▶ [Directions] Quote the entries from the line with "For every button, label, input, icon, or" to the line with "header-doc-number: № докум.", both lines included, and leave the pictures out.

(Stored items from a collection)
============================================================

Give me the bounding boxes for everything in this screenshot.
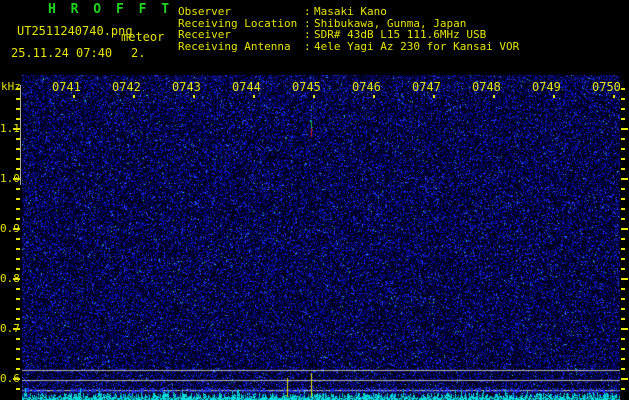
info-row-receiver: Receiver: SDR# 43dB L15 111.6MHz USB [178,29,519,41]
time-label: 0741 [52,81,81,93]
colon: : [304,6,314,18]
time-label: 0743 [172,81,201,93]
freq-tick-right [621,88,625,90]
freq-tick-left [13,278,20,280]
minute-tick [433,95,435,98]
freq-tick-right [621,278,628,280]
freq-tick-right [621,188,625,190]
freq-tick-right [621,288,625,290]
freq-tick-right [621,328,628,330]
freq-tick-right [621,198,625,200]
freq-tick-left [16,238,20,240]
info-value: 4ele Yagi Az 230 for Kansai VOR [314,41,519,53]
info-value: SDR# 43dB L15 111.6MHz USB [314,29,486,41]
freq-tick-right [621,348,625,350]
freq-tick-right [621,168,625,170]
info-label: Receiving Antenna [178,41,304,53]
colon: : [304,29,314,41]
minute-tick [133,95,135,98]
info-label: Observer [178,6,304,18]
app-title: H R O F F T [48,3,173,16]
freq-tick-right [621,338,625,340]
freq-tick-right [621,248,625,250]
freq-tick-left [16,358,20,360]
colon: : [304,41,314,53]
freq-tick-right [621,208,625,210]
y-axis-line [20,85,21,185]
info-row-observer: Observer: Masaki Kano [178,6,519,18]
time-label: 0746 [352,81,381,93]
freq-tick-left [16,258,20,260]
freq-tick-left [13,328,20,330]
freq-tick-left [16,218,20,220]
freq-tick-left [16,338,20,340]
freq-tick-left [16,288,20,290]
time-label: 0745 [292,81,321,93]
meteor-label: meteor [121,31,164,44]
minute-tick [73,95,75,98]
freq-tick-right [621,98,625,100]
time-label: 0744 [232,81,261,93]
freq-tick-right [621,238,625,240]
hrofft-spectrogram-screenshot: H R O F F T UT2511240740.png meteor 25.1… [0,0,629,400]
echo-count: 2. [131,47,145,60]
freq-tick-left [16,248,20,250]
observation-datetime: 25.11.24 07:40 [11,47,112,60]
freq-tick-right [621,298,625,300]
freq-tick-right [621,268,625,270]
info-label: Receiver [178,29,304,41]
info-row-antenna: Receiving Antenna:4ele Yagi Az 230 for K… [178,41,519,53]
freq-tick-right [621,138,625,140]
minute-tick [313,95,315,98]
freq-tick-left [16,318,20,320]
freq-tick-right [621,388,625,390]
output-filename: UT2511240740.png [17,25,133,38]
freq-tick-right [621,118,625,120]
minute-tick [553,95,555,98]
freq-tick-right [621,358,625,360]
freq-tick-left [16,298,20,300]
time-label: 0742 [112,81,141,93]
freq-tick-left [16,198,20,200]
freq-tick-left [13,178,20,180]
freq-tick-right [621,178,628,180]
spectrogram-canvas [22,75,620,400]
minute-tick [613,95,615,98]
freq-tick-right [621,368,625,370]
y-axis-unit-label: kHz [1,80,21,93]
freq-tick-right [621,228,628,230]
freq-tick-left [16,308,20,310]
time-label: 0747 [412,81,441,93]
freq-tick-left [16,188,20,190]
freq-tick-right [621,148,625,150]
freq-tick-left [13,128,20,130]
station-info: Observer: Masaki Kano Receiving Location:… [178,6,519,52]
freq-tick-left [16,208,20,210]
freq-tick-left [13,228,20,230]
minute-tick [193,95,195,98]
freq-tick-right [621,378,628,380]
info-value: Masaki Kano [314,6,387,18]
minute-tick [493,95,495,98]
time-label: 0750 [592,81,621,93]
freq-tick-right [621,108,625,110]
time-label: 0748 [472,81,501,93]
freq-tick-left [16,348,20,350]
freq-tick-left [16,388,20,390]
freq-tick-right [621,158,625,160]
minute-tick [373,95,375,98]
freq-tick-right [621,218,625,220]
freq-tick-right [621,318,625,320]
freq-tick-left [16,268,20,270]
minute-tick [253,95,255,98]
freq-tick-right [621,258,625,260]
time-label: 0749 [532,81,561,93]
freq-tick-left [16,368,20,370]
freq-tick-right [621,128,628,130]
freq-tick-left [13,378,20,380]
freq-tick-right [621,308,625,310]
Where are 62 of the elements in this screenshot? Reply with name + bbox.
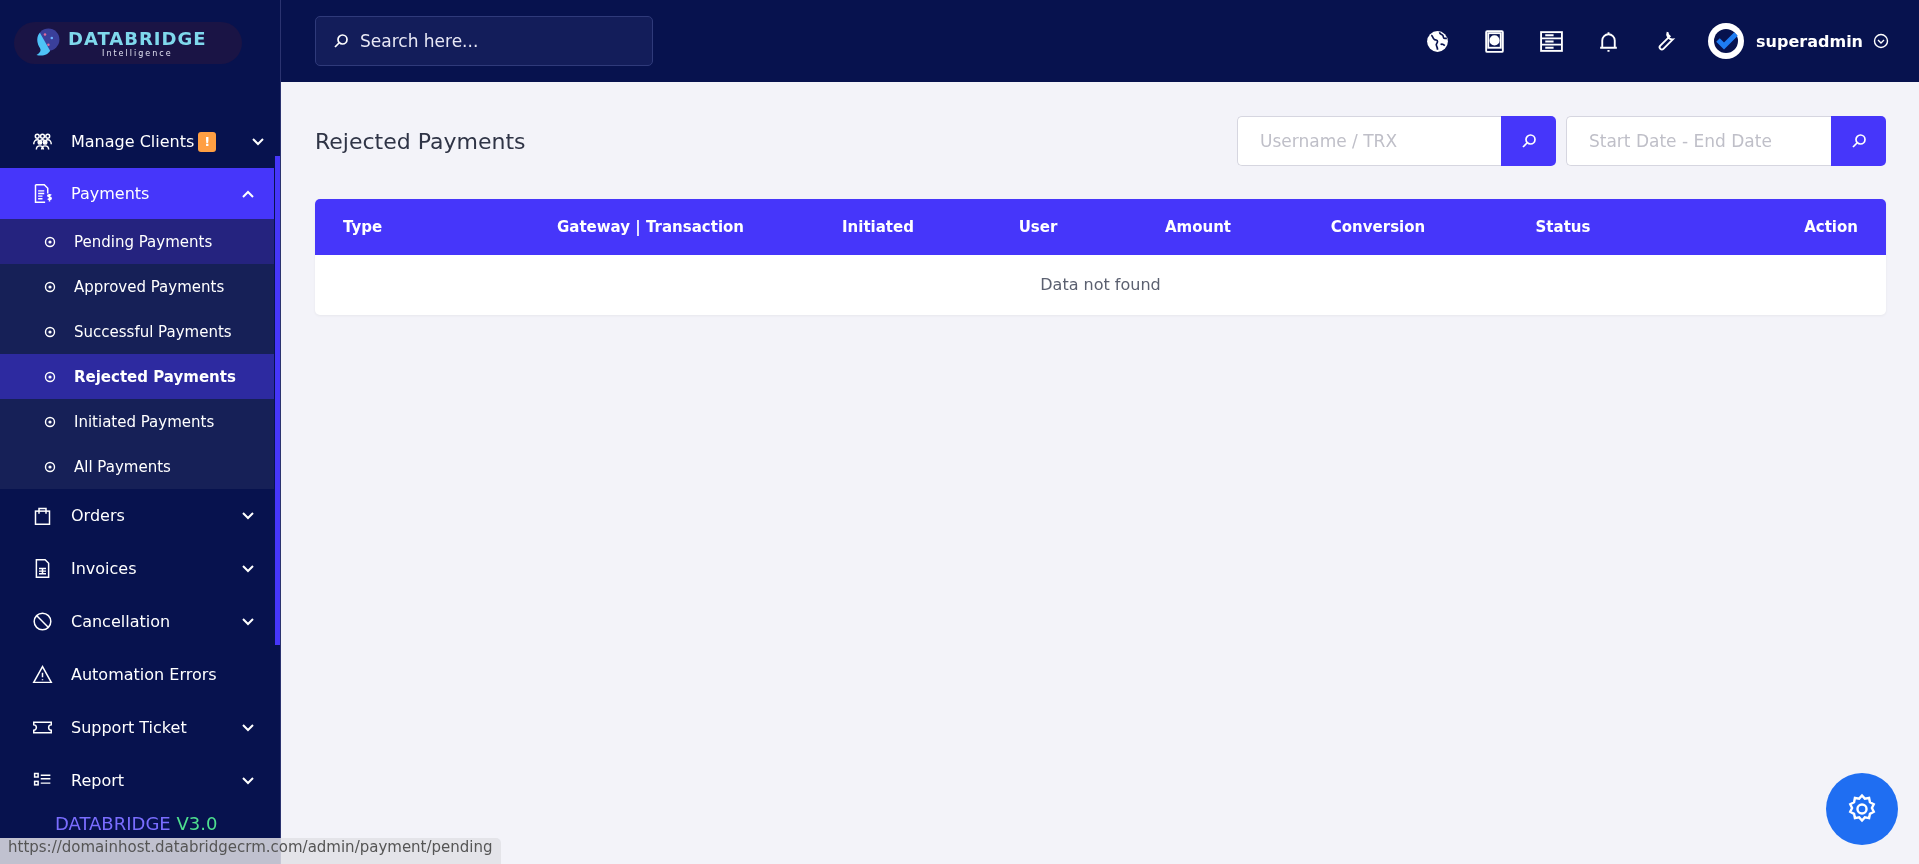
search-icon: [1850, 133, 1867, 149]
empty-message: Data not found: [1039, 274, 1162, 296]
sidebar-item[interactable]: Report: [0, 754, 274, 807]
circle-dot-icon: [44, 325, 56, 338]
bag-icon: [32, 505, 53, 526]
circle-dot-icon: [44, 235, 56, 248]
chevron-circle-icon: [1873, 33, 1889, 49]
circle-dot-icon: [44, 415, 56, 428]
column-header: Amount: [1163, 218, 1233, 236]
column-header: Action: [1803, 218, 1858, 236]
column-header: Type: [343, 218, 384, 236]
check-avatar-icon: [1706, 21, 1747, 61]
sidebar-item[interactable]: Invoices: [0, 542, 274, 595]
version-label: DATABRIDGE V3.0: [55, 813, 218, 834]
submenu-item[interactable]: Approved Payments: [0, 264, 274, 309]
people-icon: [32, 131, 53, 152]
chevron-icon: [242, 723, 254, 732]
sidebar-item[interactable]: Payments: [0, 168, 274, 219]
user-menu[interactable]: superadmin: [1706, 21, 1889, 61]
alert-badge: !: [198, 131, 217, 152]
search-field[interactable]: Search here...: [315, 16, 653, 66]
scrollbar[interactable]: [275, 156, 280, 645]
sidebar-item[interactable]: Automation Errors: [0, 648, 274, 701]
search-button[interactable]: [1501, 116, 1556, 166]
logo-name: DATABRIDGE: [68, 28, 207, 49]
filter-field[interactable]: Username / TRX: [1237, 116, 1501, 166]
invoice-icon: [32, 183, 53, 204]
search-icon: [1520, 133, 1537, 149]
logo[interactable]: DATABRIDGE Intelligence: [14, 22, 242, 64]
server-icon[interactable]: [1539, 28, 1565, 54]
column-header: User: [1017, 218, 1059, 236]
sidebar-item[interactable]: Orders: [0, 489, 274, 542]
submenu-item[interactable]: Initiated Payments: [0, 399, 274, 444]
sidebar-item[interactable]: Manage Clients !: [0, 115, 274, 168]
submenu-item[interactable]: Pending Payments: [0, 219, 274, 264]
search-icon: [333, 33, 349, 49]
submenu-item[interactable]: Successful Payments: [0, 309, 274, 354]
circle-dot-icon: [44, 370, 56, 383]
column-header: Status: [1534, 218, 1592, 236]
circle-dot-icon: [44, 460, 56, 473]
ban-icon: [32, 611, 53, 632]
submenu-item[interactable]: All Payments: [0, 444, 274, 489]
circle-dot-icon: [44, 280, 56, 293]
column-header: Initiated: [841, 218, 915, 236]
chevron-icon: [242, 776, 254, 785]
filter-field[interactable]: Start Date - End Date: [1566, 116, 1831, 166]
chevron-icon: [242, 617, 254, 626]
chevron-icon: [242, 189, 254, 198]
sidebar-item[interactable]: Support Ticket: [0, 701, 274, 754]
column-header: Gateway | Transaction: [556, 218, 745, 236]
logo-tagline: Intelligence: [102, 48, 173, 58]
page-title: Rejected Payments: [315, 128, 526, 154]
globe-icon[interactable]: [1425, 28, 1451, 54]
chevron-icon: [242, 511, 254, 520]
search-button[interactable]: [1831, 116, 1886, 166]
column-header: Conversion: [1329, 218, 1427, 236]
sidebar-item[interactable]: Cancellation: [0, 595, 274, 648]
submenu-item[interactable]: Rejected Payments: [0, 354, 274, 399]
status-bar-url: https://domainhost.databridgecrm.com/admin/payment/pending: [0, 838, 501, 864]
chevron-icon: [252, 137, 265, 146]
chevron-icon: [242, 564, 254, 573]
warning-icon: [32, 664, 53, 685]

============================================================

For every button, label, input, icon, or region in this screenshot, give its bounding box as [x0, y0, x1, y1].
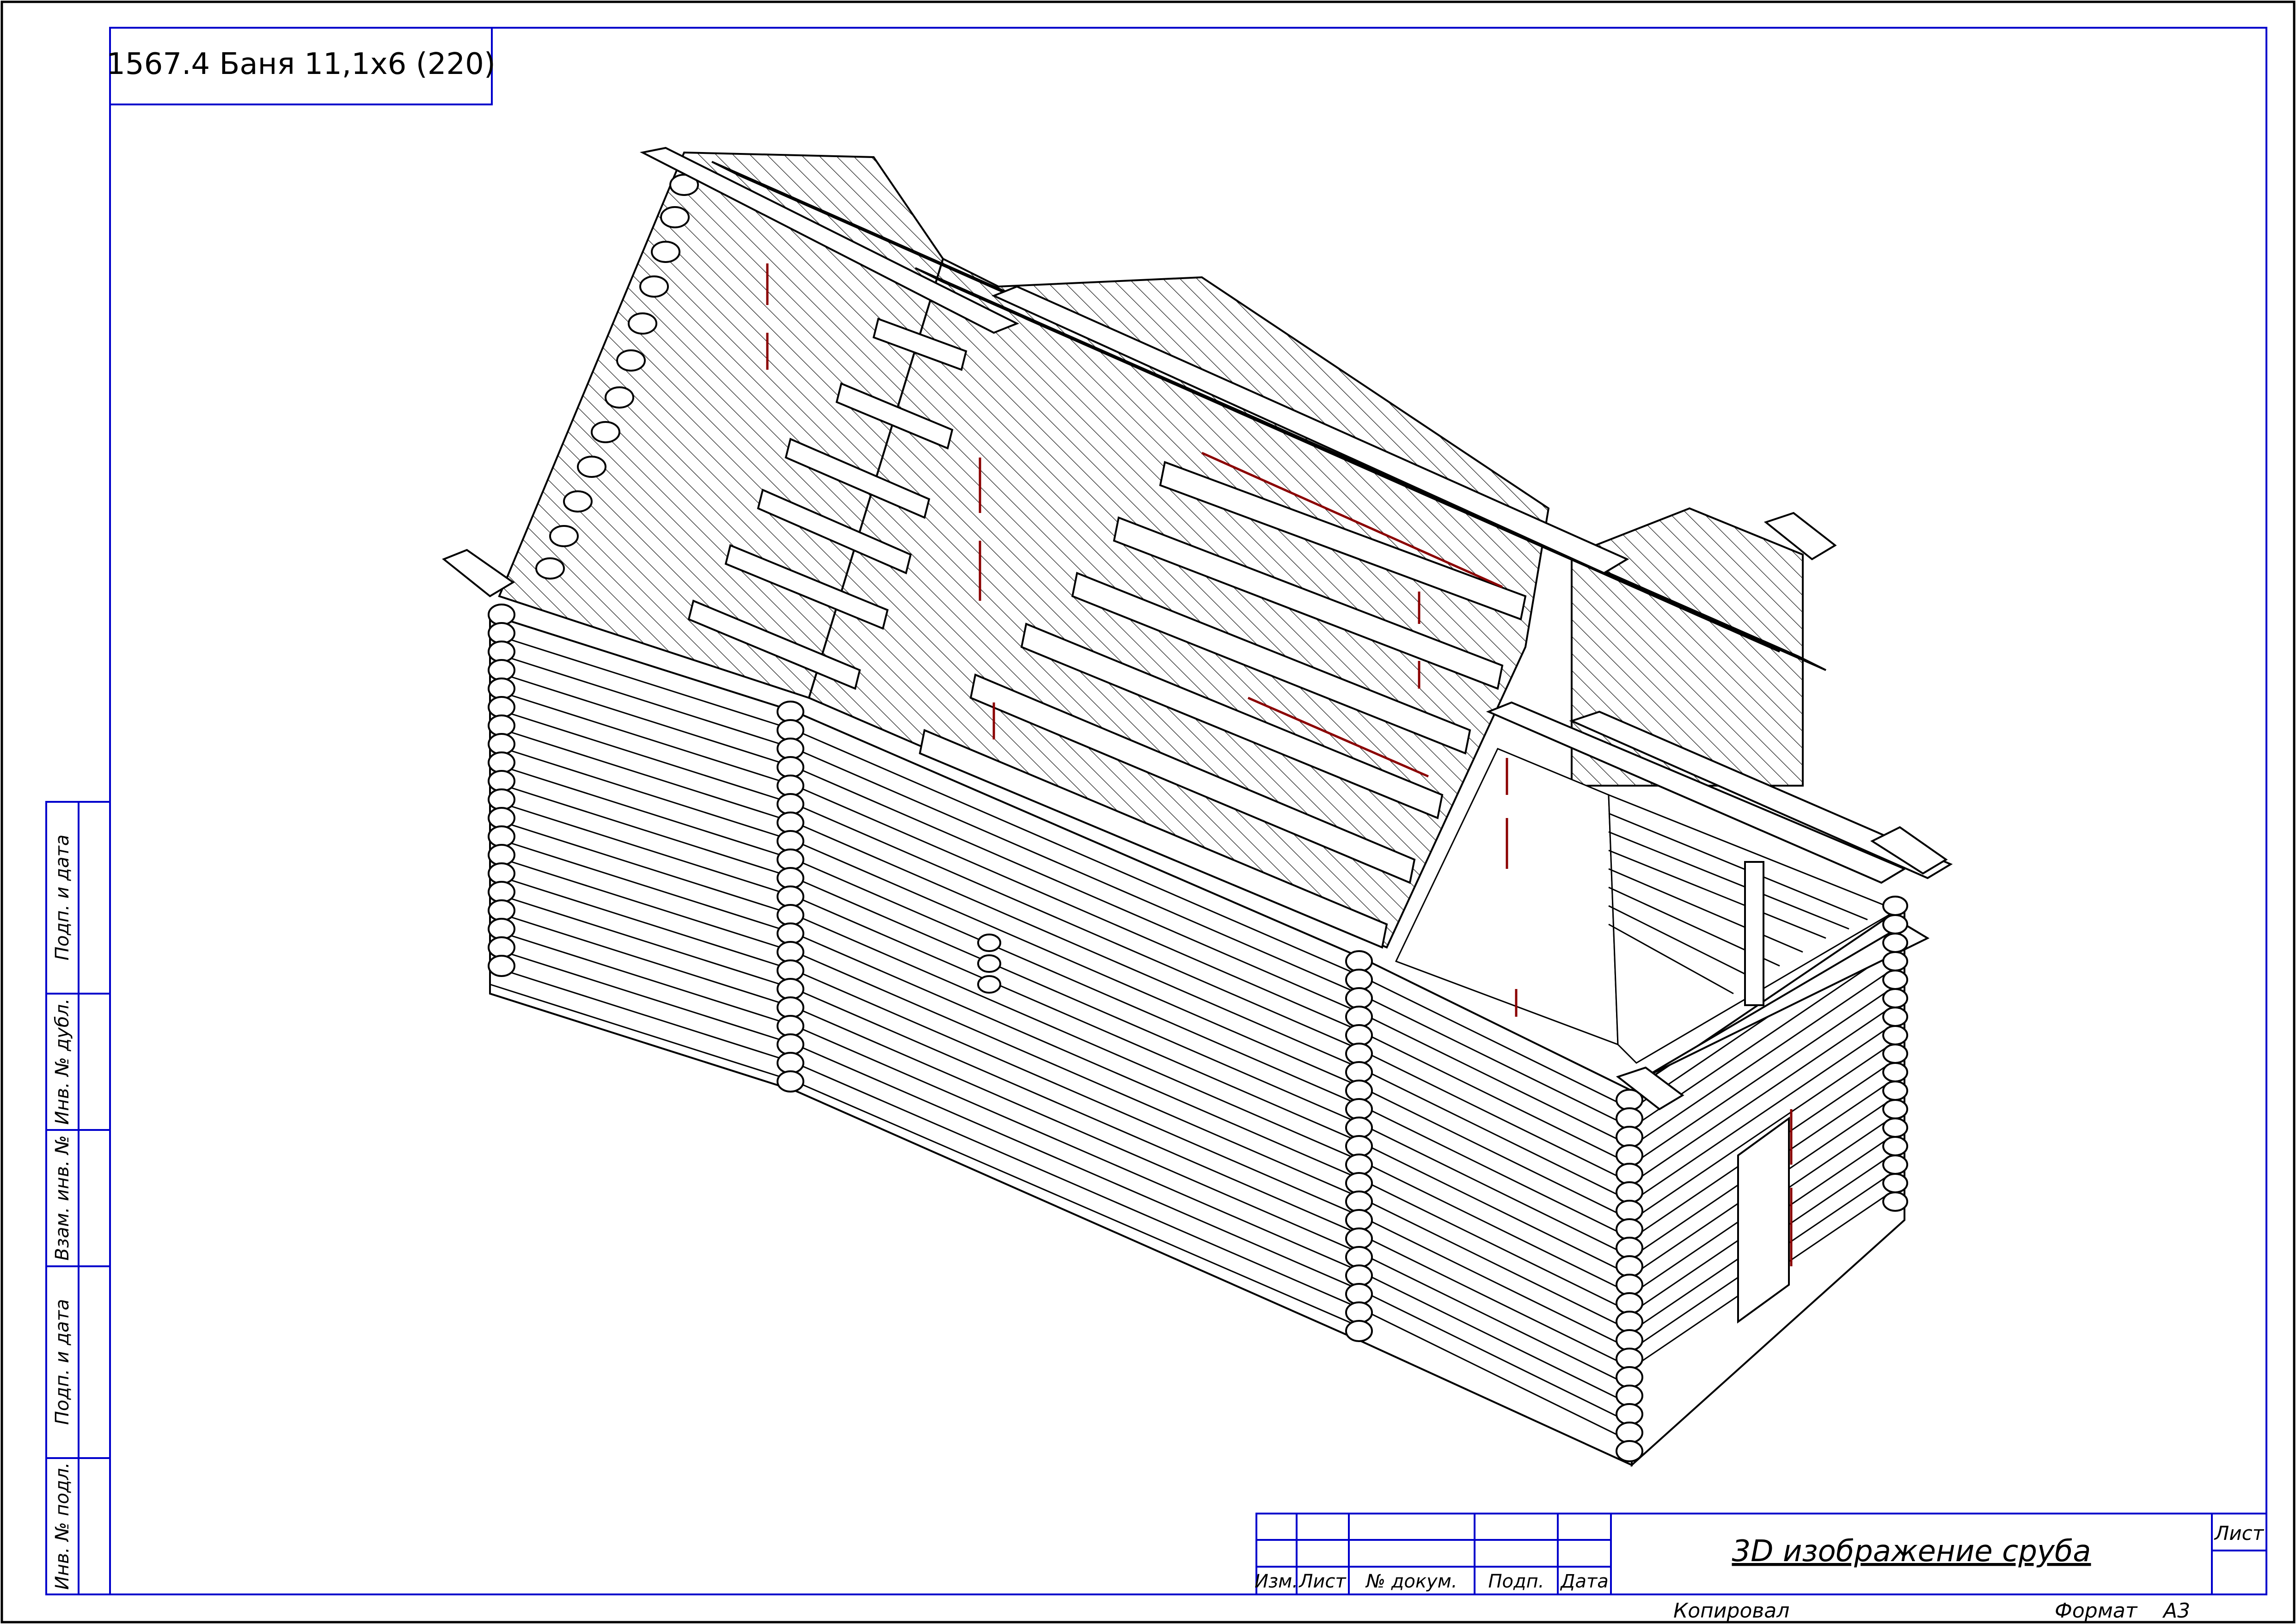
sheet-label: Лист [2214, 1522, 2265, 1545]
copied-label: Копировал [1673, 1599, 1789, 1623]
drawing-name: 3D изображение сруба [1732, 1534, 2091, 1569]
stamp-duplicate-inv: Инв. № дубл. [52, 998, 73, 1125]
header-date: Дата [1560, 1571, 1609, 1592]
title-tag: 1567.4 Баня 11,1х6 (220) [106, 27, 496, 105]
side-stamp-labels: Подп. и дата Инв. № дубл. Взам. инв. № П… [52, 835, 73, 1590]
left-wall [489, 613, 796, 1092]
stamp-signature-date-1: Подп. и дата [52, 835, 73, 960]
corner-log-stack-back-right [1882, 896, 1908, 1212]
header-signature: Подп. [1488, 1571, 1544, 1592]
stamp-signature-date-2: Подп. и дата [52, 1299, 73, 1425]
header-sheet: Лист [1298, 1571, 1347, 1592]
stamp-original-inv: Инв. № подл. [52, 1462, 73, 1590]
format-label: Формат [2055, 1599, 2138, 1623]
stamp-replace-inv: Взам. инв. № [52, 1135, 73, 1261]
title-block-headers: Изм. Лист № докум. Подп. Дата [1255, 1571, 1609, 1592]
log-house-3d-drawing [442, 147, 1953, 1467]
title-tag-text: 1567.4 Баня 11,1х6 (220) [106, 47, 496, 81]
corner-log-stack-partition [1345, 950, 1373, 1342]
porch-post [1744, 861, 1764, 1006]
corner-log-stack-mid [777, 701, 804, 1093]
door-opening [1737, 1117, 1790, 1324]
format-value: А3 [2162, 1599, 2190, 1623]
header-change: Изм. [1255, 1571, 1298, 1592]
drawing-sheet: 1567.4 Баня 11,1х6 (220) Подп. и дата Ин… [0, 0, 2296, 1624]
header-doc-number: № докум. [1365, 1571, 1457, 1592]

============================================================

▶ [The solution]
For every button, label, input, icon, or region in this screenshot, give its bounding box as [x0, y0, x1, y1].
sheet-label: Лист [2214, 1522, 2265, 1545]
copied-label: Копировал [1673, 1599, 1789, 1623]
drawing-name: 3D изображение сруба [1732, 1534, 2091, 1569]
stamp-duplicate-inv: Инв. № дубл. [52, 998, 73, 1125]
header-date: Дата [1560, 1571, 1609, 1592]
title-tag: 1567.4 Баня 11,1х6 (220) [106, 27, 496, 105]
side-stamp-labels: Подп. и дата Инв. № дубл. Взам. инв. № П… [52, 835, 73, 1590]
left-wall [489, 613, 796, 1092]
stamp-signature-date-1: Подп. и дата [52, 835, 73, 960]
corner-log-stack-back-right [1882, 896, 1908, 1212]
header-signature: Подп. [1488, 1571, 1544, 1592]
stamp-signature-date-2: Подп. и дата [52, 1299, 73, 1425]
header-sheet: Лист [1298, 1571, 1347, 1592]
stamp-original-inv: Инв. № подл. [52, 1462, 73, 1590]
format-label: Формат [2055, 1599, 2138, 1623]
stamp-replace-inv: Взам. инв. № [52, 1135, 73, 1261]
title-block-headers: Изм. Лист № докум. Подп. Дата [1255, 1571, 1609, 1592]
log-house-3d-drawing [442, 147, 1953, 1467]
title-tag-text: 1567.4 Баня 11,1х6 (220) [106, 47, 496, 81]
corner-log-stack-partition [1345, 950, 1373, 1342]
porch-post [1744, 861, 1764, 1006]
corner-log-stack-mid [777, 701, 804, 1093]
door-opening [1737, 1117, 1790, 1324]
format-value: А3 [2162, 1599, 2190, 1623]
header-change: Изм. [1255, 1571, 1298, 1592]
drawing-sheet: 1567.4 Баня 11,1х6 (220) Подп. и дата Ин… [0, 0, 2296, 1624]
header-doc-number: № докум. [1365, 1571, 1457, 1592]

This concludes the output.